— BEGIN —

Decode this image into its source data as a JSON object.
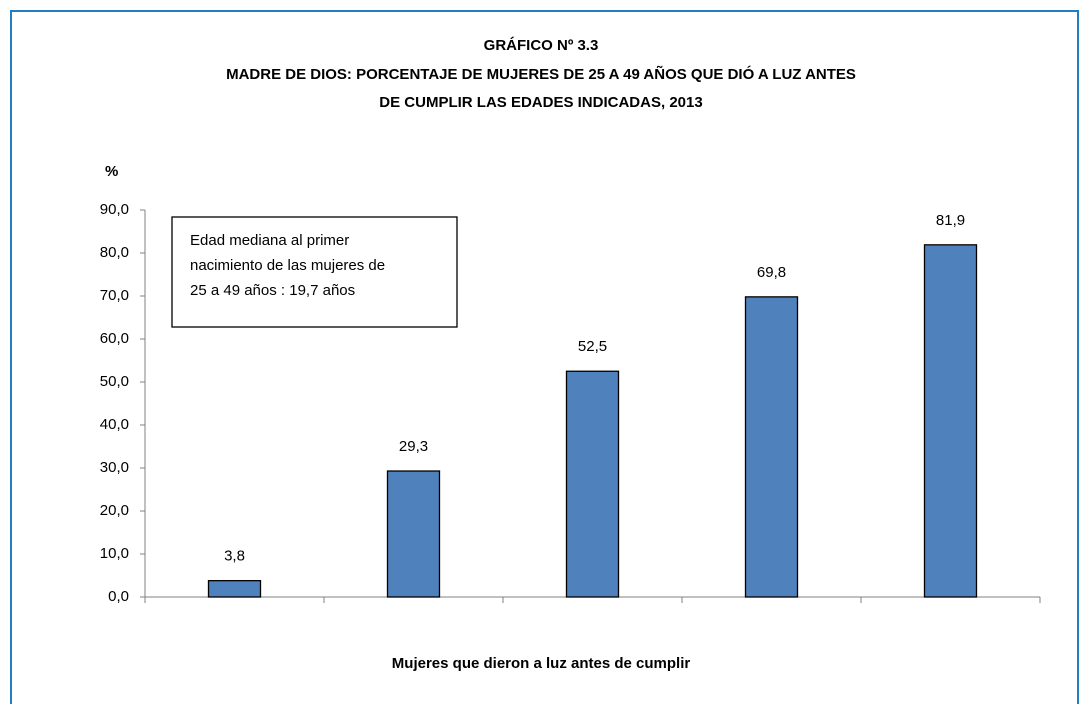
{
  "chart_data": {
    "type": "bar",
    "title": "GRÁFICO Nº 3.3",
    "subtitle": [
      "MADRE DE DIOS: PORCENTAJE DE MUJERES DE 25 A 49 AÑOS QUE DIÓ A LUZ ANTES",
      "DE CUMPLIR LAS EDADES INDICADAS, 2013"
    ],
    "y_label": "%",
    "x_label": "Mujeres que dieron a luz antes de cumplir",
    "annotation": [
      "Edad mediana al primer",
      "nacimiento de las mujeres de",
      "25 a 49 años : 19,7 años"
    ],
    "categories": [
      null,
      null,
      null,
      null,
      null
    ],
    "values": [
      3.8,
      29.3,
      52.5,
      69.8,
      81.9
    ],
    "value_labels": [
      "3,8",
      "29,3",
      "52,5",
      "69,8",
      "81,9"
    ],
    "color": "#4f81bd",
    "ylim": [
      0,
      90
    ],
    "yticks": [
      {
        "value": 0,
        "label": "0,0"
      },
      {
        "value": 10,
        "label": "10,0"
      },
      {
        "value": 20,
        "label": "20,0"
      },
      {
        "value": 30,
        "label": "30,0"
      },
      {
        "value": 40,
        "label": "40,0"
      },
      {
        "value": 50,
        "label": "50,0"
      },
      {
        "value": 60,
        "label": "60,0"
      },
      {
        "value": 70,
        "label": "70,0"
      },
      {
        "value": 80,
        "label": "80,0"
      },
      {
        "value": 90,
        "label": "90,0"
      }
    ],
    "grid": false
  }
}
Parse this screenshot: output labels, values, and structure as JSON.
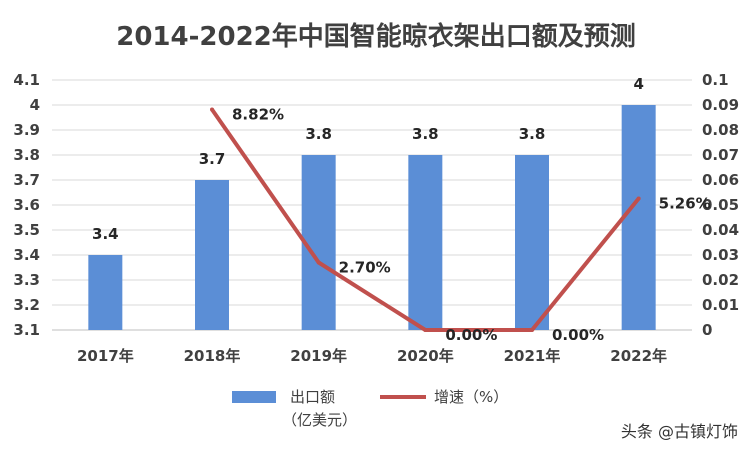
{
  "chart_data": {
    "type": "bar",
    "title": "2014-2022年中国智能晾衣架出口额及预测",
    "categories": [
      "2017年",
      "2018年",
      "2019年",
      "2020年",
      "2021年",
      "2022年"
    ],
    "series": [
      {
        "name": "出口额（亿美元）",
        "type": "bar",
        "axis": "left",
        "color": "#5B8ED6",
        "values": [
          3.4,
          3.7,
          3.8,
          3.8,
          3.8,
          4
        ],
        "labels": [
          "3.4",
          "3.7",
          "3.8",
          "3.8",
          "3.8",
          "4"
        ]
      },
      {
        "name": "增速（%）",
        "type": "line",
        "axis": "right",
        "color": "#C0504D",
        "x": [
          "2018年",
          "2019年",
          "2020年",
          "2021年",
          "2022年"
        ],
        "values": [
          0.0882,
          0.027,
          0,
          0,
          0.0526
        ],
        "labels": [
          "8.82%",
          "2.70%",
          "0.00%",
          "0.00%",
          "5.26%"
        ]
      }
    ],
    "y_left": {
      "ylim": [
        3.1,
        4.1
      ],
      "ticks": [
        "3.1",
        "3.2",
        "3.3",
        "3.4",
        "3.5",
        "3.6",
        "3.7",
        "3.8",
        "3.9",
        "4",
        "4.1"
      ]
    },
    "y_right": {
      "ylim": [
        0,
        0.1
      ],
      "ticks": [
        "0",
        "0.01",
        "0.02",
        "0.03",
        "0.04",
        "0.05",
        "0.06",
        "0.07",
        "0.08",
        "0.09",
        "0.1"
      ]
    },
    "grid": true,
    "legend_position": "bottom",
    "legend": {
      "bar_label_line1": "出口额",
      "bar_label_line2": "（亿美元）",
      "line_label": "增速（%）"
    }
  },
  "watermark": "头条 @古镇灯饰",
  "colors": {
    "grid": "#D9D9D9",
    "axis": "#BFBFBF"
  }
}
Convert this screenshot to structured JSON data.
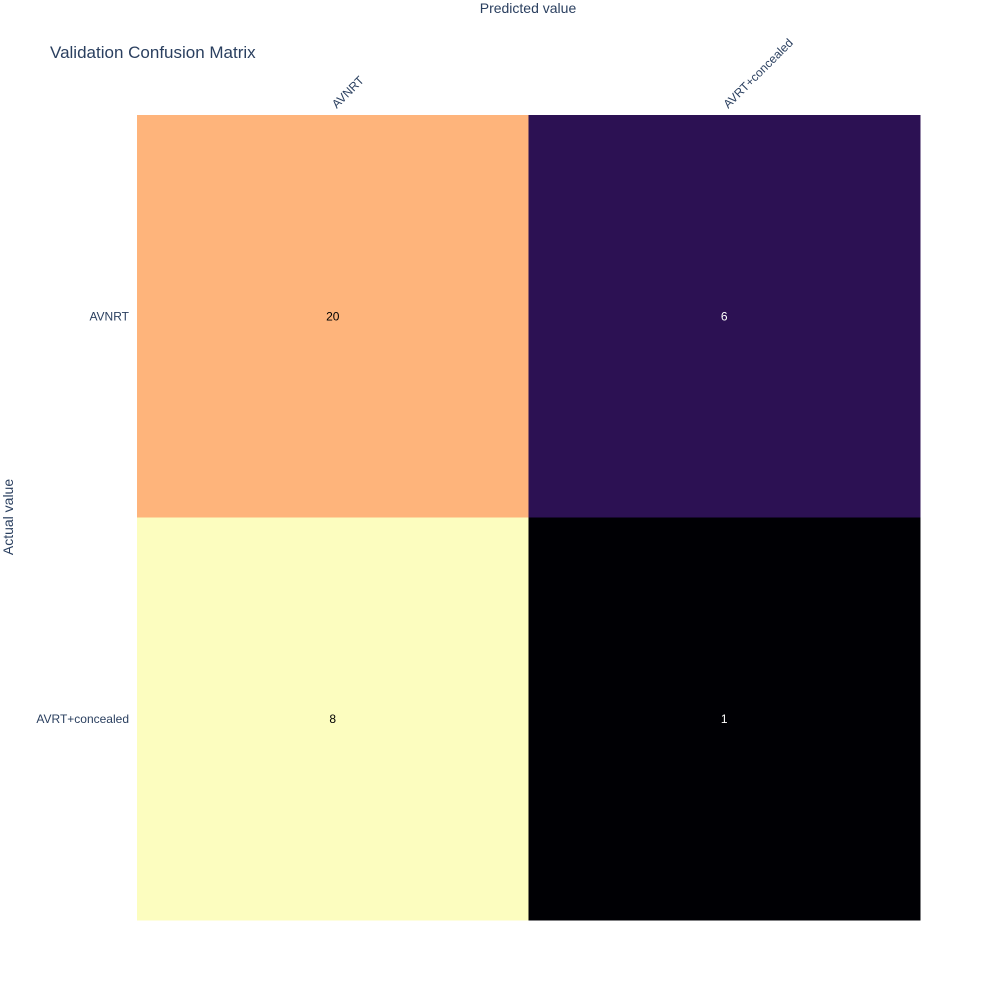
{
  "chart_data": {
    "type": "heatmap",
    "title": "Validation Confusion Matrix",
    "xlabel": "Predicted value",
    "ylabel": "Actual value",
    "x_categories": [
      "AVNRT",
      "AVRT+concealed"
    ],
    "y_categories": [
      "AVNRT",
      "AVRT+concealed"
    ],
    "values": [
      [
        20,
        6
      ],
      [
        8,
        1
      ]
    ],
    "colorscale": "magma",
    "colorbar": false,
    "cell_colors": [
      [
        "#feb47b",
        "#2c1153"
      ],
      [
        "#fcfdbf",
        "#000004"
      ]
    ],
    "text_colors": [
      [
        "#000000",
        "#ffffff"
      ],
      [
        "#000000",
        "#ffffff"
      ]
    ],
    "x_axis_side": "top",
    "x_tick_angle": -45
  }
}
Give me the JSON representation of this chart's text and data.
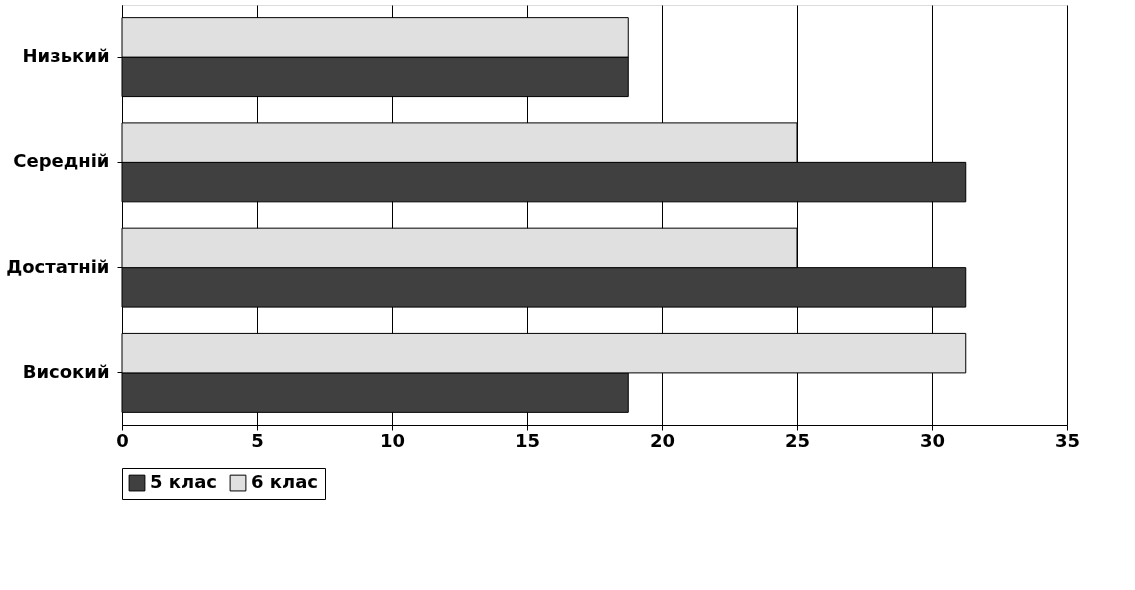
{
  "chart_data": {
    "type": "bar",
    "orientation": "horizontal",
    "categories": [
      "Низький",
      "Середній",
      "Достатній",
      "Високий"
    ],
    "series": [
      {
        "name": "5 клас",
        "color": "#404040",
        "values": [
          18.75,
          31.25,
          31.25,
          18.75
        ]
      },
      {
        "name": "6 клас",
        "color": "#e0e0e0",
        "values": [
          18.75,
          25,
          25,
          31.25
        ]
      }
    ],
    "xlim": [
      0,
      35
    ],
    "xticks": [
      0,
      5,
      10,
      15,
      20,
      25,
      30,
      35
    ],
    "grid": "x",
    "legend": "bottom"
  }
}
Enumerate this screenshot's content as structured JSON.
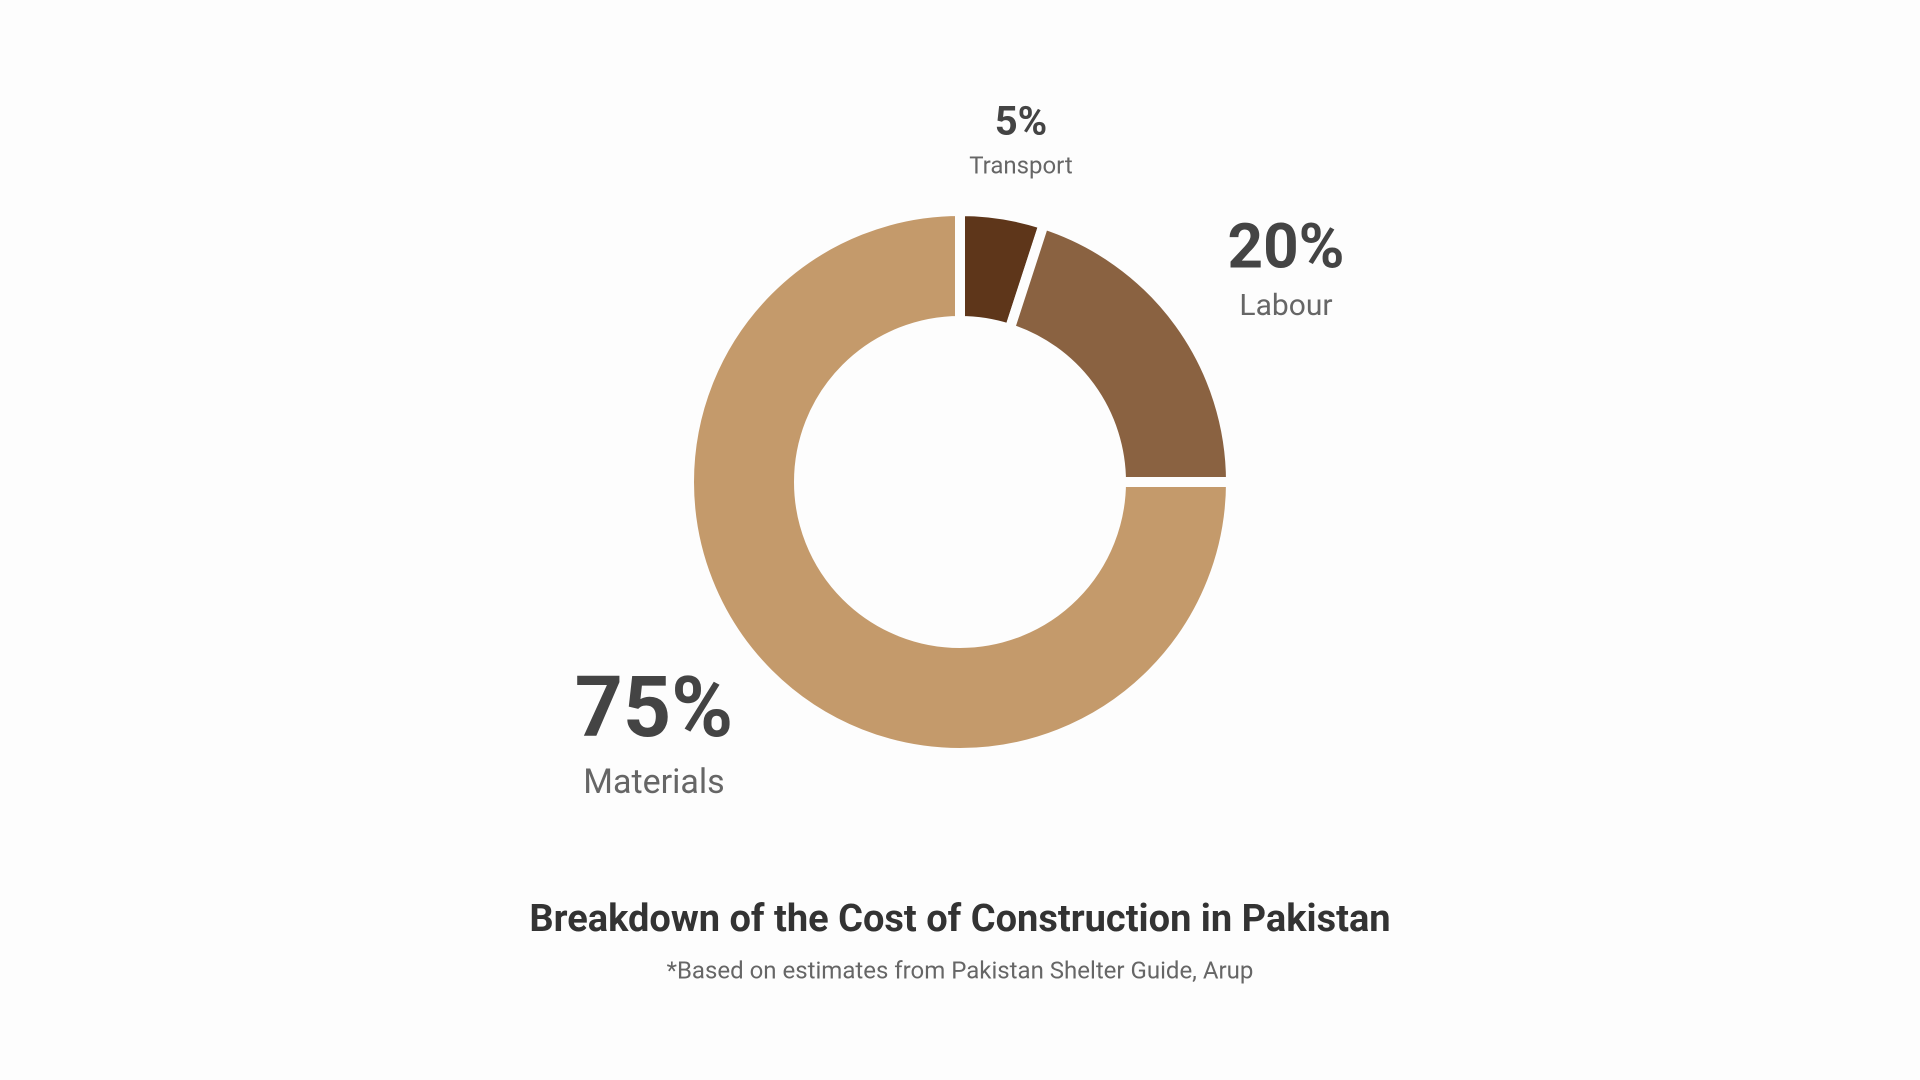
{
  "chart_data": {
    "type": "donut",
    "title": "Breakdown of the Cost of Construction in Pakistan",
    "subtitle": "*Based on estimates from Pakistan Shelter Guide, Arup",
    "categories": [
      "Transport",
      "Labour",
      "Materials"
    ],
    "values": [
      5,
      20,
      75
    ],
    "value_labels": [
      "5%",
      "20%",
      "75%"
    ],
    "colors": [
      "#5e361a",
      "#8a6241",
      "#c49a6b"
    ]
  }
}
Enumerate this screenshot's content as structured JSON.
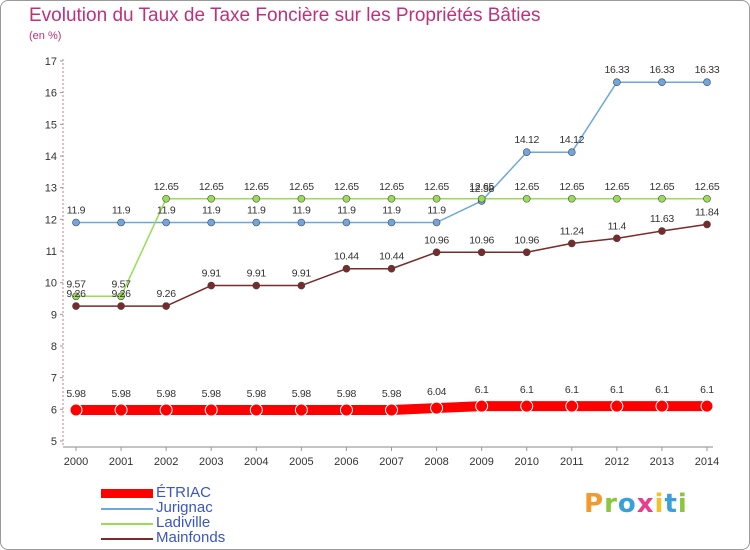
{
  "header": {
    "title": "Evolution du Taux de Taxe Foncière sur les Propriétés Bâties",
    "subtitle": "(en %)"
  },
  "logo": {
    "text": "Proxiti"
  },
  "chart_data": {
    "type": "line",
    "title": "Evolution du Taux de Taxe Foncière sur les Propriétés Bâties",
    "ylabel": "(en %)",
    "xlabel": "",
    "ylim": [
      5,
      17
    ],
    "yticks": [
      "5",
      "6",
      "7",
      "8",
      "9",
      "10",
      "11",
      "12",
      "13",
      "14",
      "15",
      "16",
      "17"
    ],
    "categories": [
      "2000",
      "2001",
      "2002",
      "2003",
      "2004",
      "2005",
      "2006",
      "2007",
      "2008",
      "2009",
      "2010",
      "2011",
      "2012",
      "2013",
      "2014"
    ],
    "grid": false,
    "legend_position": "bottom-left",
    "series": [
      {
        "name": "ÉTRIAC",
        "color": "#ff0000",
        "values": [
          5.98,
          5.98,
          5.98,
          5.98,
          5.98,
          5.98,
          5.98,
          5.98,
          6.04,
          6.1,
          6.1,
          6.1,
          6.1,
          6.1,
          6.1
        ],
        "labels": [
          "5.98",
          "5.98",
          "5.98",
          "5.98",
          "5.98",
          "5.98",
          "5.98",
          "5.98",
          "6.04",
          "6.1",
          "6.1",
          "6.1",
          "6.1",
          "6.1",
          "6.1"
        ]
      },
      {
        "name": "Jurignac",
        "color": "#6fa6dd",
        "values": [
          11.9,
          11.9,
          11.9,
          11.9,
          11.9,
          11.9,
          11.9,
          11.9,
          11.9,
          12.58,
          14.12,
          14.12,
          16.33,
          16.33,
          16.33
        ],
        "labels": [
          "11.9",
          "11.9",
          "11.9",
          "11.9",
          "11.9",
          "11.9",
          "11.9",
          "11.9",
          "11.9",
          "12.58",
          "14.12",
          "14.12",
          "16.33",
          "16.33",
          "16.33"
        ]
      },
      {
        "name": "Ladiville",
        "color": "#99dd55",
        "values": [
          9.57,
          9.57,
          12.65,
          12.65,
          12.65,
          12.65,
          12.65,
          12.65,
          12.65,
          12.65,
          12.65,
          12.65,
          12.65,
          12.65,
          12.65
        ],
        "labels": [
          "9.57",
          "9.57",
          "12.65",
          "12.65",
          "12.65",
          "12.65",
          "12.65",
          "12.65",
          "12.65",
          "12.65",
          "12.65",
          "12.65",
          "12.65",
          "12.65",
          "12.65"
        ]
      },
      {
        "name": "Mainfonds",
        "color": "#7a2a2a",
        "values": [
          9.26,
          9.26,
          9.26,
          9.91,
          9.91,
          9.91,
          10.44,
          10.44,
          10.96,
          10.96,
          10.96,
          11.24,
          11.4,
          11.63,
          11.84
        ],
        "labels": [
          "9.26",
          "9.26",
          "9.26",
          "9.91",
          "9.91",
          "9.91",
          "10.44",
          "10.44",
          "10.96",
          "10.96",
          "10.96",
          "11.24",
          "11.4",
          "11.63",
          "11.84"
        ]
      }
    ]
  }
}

— END —

→ WHAT YOU WILL DO:
Copy each line of the records above that carries the word "Pakistan".

→ WRITTEN ANSWER:
    "title": "Breakdown of the Cost of Construction in Pakistan",
    "subtitle": "*Based on estimates from Pakistan Shelter Guide, Arup",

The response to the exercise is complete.